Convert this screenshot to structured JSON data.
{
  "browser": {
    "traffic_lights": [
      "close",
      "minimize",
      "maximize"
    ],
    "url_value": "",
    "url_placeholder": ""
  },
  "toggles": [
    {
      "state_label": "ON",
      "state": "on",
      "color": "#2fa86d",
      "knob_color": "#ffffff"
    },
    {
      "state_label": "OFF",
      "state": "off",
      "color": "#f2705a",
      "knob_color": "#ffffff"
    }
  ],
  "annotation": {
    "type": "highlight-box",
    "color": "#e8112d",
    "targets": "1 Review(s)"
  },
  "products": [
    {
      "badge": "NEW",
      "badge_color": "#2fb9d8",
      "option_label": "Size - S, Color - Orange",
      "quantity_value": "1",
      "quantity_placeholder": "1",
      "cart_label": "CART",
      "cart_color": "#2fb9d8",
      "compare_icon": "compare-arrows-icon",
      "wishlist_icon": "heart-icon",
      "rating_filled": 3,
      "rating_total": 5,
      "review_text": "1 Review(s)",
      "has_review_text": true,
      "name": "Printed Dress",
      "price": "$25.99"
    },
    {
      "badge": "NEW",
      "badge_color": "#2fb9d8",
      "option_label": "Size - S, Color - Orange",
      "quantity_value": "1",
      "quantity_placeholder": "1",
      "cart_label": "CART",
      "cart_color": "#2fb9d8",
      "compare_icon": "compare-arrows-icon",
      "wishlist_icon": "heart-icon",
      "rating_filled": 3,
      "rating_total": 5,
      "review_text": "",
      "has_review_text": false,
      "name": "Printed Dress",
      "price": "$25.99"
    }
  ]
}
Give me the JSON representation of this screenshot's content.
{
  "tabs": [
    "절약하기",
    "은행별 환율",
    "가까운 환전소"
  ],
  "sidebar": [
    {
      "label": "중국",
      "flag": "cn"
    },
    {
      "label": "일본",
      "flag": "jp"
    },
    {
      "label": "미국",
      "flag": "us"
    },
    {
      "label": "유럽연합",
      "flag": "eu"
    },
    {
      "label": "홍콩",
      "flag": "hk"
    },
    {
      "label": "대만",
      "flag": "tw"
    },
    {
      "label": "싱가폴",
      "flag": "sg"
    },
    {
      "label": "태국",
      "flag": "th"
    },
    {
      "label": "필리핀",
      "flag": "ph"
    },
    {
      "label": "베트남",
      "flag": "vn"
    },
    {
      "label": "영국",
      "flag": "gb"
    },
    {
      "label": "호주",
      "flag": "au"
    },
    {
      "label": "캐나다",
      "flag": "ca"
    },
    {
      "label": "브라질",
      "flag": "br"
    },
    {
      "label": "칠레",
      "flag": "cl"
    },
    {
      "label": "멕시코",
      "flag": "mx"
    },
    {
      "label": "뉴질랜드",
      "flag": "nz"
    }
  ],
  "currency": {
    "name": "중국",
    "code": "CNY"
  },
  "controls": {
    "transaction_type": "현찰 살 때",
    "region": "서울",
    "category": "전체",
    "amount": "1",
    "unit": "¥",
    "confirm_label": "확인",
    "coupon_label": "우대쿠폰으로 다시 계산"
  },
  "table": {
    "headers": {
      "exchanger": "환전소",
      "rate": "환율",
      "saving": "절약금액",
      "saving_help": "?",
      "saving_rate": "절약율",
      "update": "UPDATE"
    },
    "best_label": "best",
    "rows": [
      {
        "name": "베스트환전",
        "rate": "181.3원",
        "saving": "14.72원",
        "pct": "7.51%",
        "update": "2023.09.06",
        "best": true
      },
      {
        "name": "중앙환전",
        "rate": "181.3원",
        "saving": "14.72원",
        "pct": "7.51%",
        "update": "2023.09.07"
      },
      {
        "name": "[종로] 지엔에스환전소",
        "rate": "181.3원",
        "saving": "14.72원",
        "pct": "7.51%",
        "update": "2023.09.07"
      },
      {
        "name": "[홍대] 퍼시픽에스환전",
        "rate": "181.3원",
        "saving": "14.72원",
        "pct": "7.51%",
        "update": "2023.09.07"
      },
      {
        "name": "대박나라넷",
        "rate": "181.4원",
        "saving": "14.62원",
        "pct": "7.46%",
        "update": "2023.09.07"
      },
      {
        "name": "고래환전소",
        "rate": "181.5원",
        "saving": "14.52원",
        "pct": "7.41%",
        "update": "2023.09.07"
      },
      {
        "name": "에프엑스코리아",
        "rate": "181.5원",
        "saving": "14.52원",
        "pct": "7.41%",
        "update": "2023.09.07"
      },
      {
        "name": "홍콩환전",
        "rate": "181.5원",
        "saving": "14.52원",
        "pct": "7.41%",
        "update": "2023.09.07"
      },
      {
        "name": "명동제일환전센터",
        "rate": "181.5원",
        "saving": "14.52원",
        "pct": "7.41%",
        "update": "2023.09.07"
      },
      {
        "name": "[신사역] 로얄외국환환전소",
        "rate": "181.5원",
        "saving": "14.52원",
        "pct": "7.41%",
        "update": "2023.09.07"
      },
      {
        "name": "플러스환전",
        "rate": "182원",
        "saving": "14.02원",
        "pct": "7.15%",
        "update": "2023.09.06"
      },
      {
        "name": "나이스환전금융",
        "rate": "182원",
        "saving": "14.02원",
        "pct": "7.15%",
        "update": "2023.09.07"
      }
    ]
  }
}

== == ==

> [YOUR INSTRUCTIONS]:
Transcribe each entry exactly.

> [THE COMPLETED TASK]:
Convert this screenshot to structured JSON data.
{
  "browser": {
    "traffic_lights": [
      "close",
      "minimize",
      "maximize"
    ],
    "url_value": "",
    "url_placeholder": ""
  },
  "toggles": [
    {
      "state_label": "ON",
      "state": "on",
      "color": "#2fa86d",
      "knob_color": "#ffffff"
    },
    {
      "state_label": "OFF",
      "state": "off",
      "color": "#f2705a",
      "knob_color": "#ffffff"
    }
  ],
  "annotation": {
    "type": "highlight-box",
    "color": "#e8112d",
    "targets": "1 Review(s)"
  },
  "products": [
    {
      "badge": "NEW",
      "badge_color": "#2fb9d8",
      "option_label": "Size - S, Color - Orange",
      "quantity_value": "1",
      "quantity_placeholder": "1",
      "cart_label": "CART",
      "cart_color": "#2fb9d8",
      "compare_icon": "compare-arrows-icon",
      "wishlist_icon": "heart-icon",
      "rating_filled": 3,
      "rating_total": 5,
      "review_text": "1 Review(s)",
      "has_review_text": true,
      "name": "Printed Dress",
      "price": "$25.99"
    },
    {
      "badge": "NEW",
      "badge_color": "#2fb9d8",
      "option_label": "Size - S, Color - Orange",
      "quantity_value": "1",
      "quantity_placeholder": "1",
      "cart_label": "CART",
      "cart_color": "#2fb9d8",
      "compare_icon": "compare-arrows-icon",
      "wishlist_icon": "heart-icon",
      "rating_filled": 3,
      "rating_total": 5,
      "review_text": "",
      "has_review_text": false,
      "name": "Printed Dress",
      "price": "$25.99"
    }
  ]
}
Give me the JSON representation of this screenshot's content.
{
  "tabs": [
    "절약하기",
    "은행별 환율",
    "가까운 환전소"
  ],
  "sidebar": [
    {
      "label": "중국",
      "flag": "cn"
    },
    {
      "label": "일본",
      "flag": "jp"
    },
    {
      "label": "미국",
      "flag": "us"
    },
    {
      "label": "유럽연합",
      "flag": "eu"
    },
    {
      "label": "홍콩",
      "flag": "hk"
    },
    {
      "label": "대만",
      "flag": "tw"
    },
    {
      "label": "싱가폴",
      "flag": "sg"
    },
    {
      "label": "태국",
      "flag": "th"
    },
    {
      "label": "필리핀",
      "flag": "ph"
    },
    {
      "label": "베트남",
      "flag": "vn"
    },
    {
      "label": "영국",
      "flag": "gb"
    },
    {
      "label": "호주",
      "flag": "au"
    },
    {
      "label": "캐나다",
      "flag": "ca"
    },
    {
      "label": "브라질",
      "flag": "br"
    },
    {
      "label": "칠레",
      "flag": "cl"
    },
    {
      "label": "멕시코",
      "flag": "mx"
    },
    {
      "label": "뉴질랜드",
      "flag": "nz"
    }
  ],
  "currency": {
    "name": "중국",
    "code": "CNY"
  },
  "controls": {
    "transaction_type": "현찰 살 때",
    "region": "서울",
    "category": "전체",
    "amount": "1",
    "unit": "¥",
    "confirm_label": "확인",
    "coupon_label": "우대쿠폰으로 다시 계산"
  },
  "table": {
    "headers": {
      "exchanger": "환전소",
      "rate": "환율",
      "saving": "절약금액",
      "saving_help": "?",
      "saving_rate": "절약율",
      "update": "UPDATE"
    },
    "best_label": "best",
    "rows": [
      {
        "name": "베스트환전",
        "rate": "181.3원",
        "saving": "14.72원",
        "pct": "7.51%",
        "update": "2023.09.06",
        "best": true
      },
      {
        "name": "중앙환전",
        "rate": "181.3원",
        "saving": "14.72원",
        "pct": "7.51%",
        "update": "2023.09.07"
      },
      {
        "name": "[종로] 지엔에스환전소",
        "rate": "181.3원",
        "saving": "14.72원",
        "pct": "7.51%",
        "update": "2023.09.07"
      },
      {
        "name": "[홍대] 퍼시픽에스환전",
        "rate": "181.3원",
        "saving": "14.72원",
        "pct": "7.51%",
        "update": "2023.09.07"
      },
      {
        "name": "대박나라넷",
        "rate": "181.4원",
        "saving": "14.62원",
        "pct": "7.46%",
        "update": "2023.09.07"
      },
      {
        "name": "고래환전소",
        "rate": "181.5원",
        "saving": "14.52원",
        "pct": "7.41%",
        "update": "2023.09.07"
      },
      {
        "name": "에프엑스코리아",
        "rate": "181.5원",
        "saving": "14.52원",
        "pct": "7.41%",
        "update": "2023.09.07"
      },
      {
        "name": "홍콩환전",
        "rate": "181.5원",
        "saving": "14.52원",
        "pct": "7.41%",
        "update": "2023.09.07"
      },
      {
        "name": "명동제일환전센터",
        "rate": "181.5원",
        "saving": "14.52원",
        "pct": "7.41%",
        "update": "2023.09.07"
      },
      {
        "name": "[신사역] 로얄외국환환전소",
        "rate": "181.5원",
        "saving": "14.52원",
        "pct": "7.41%",
        "update": "2023.09.07"
      },
      {
        "name": "플러스환전",
        "rate": "182원",
        "saving": "14.02원",
        "pct": "7.15%",
        "update": "2023.09.06"
      },
      {
        "name": "나이스환전금융",
        "rate": "182원",
        "saving": "14.02원",
        "pct": "7.15%",
        "update": "2023.09.07"
      }
    ]
  }
}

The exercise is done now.